■ Set task ■
Give the data again exactly as written, skipping any pictures.

Some records:
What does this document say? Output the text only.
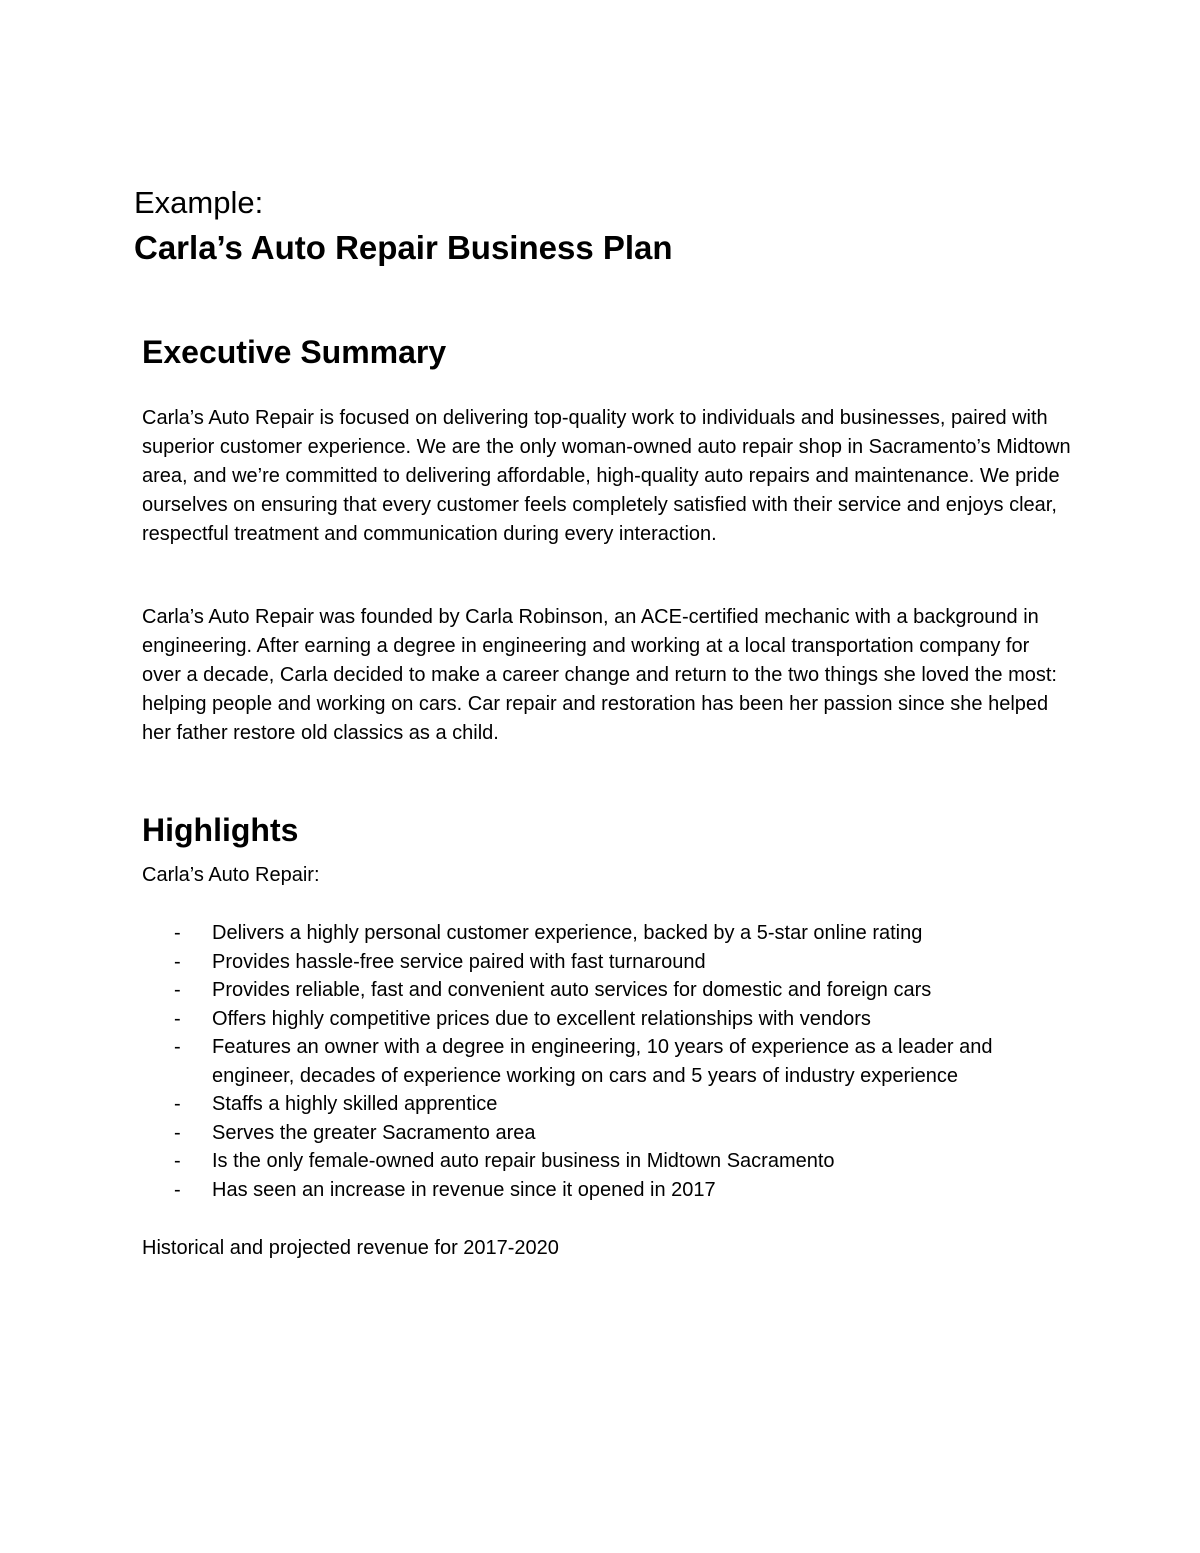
Example:

Carla’s Auto Repair Business Plan
Executive Summary

Carla’s Auto Repair is focused on delivering top-quality work to individuals and businesses, paired with superior customer experience. We are the only woman-owned auto repair shop in Sacramento’s Midtown area, and we’re committed to delivering affordable, high-quality auto repairs and maintenance. We pride ourselves on ensuring that every customer feels completely satisfied with their service and enjoys clear, respectful treatment and communication during every interaction.

Carla’s Auto Repair was founded by Carla Robinson, an ACE-certified mechanic with a background in engineering. After earning a degree in engineering and working at a local transportation company for over a decade, Carla decided to make a career change and return to the two things she loved the most: helping people and working on cars. Car repair and restoration has been her passion since she helped her father restore old classics as a child.

Highlights

Carla’s Auto Repair:

- Delivers a highly personal customer experience, backed by a 5-star online rating
- Provides hassle-free service paired with fast turnaround
- Provides reliable, fast and convenient auto services for domestic and foreign cars
- Offers highly competitive prices due to excellent relationships with vendors
- Features an owner with a degree in engineering, 10 years of experience as a leader and engineer, decades of experience working on cars and 5 years of industry experience
- Staffs a highly skilled apprentice
- Serves the greater Sacramento area
- Is the only female-owned auto repair business in Midtown Sacramento
- Has seen an increase in revenue since it opened in 2017

Historical and projected revenue for 2017-2020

■ Written solution ■
What does this document say? Output the text only.
Example:

Carla’s Auto Repair Business Plan
Executive Summary

Carla’s Auto Repair is focused on delivering top-quality work to individuals and businesses, paired with superior customer experience. We are the only woman-owned auto repair shop in Sacramento’s Midtown area, and we’re committed to delivering affordable, high-quality auto repairs and maintenance. We pride ourselves on ensuring that every customer feels completely satisfied with their service and enjoys clear, respectful treatment and communication during every interaction.

Carla’s Auto Repair was founded by Carla Robinson, an ACE-certified mechanic with a background in engineering. After earning a degree in engineering and working at a local transportation company for over a decade, Carla decided to make a career change and return to the two things she loved the most: helping people and working on cars. Car repair and restoration has been her passion since she helped her father restore old classics as a child.

Highlights

Carla’s Auto Repair:

- Delivers a highly personal customer experience, backed by a 5-star online rating
- Provides hassle-free service paired with fast turnaround
- Provides reliable, fast and convenient auto services for domestic and foreign cars
- Offers highly competitive prices due to excellent relationships with vendors
- Features an owner with a degree in engineering, 10 years of experience as a leader and engineer, decades of experience working on cars and 5 years of industry experience
- Staffs a highly skilled apprentice
- Serves the greater Sacramento area
- Is the only female-owned auto repair business in Midtown Sacramento
- Has seen an increase in revenue since it opened in 2017

Historical and projected revenue for 2017-2020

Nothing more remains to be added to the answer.